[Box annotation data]
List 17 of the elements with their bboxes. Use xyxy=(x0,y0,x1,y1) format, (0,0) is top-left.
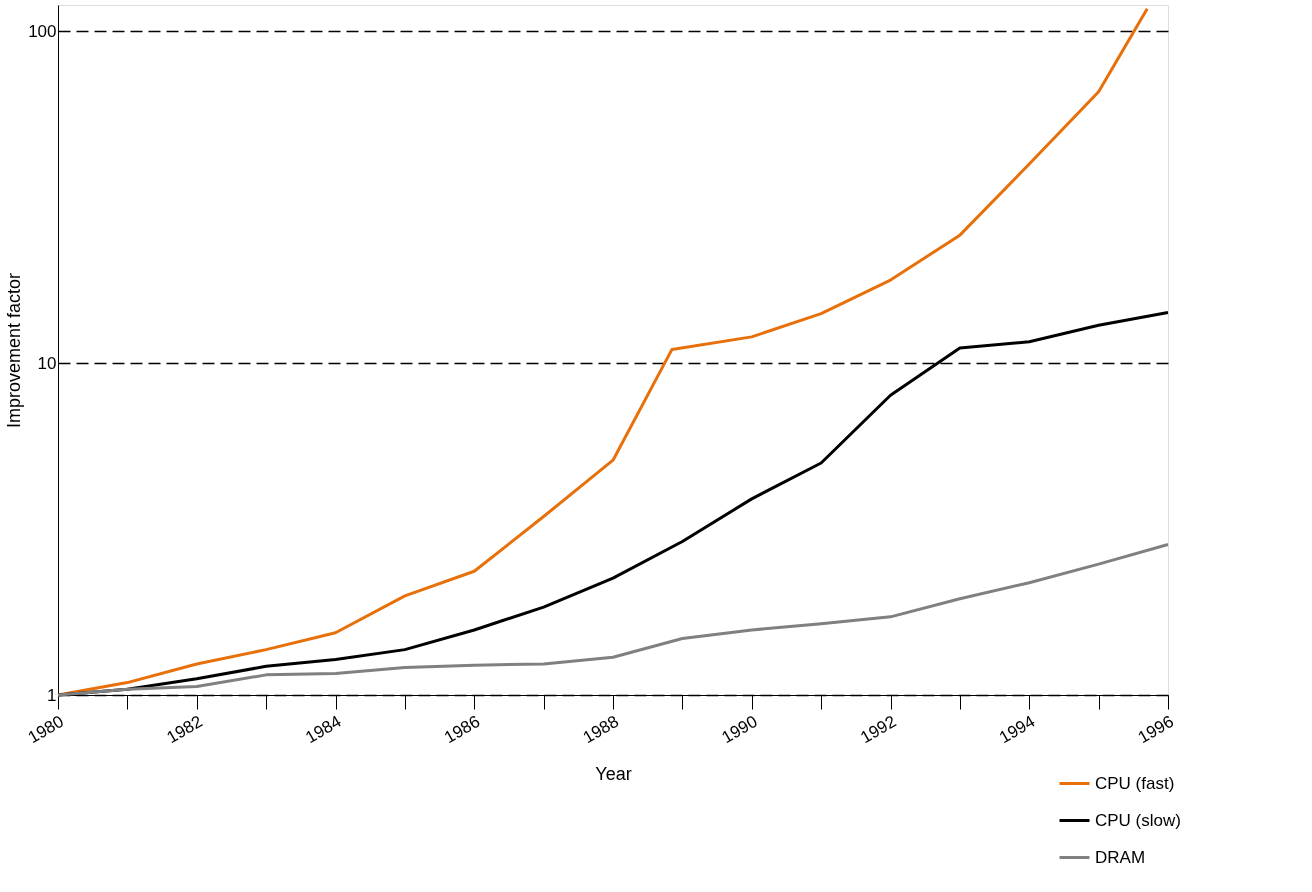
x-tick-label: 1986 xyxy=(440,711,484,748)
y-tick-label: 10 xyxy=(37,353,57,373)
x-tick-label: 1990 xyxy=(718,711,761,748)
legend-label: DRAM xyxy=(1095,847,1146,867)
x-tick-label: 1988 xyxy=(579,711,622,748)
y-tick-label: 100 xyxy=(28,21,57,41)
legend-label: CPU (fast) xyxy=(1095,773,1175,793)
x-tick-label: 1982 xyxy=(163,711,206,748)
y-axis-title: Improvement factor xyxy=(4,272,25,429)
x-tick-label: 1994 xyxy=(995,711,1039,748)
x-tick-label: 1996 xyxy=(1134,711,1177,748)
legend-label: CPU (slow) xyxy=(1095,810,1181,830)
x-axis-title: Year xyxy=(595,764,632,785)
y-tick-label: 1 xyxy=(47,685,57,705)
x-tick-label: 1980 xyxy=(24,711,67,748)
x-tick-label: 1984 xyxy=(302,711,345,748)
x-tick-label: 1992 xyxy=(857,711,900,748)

TASK: Copy out every line of the records again, unchanged. Leave the pictures out of your answer.

RESULT OF THE EXERCISE:
List 17 of the elements with their bboxes. Use xyxy=(x0,y0,x1,y1) format, (0,0) is top-left.
x-tick-label: 1986 xyxy=(440,711,484,748)
y-tick-label: 10 xyxy=(37,353,57,373)
x-tick-label: 1990 xyxy=(718,711,761,748)
legend-label: DRAM xyxy=(1095,847,1146,867)
x-tick-label: 1988 xyxy=(579,711,622,748)
y-tick-label: 100 xyxy=(28,21,57,41)
legend-label: CPU (fast) xyxy=(1095,773,1175,793)
x-tick-label: 1982 xyxy=(163,711,206,748)
y-axis-title: Improvement factor xyxy=(4,272,25,429)
x-tick-label: 1994 xyxy=(995,711,1039,748)
x-tick-label: 1996 xyxy=(1134,711,1177,748)
legend-label: CPU (slow) xyxy=(1095,810,1181,830)
x-axis-title: Year xyxy=(595,764,632,785)
y-tick-label: 1 xyxy=(47,685,57,705)
x-tick-label: 1980 xyxy=(24,711,67,748)
x-tick-label: 1984 xyxy=(302,711,345,748)
x-tick-label: 1992 xyxy=(857,711,900,748)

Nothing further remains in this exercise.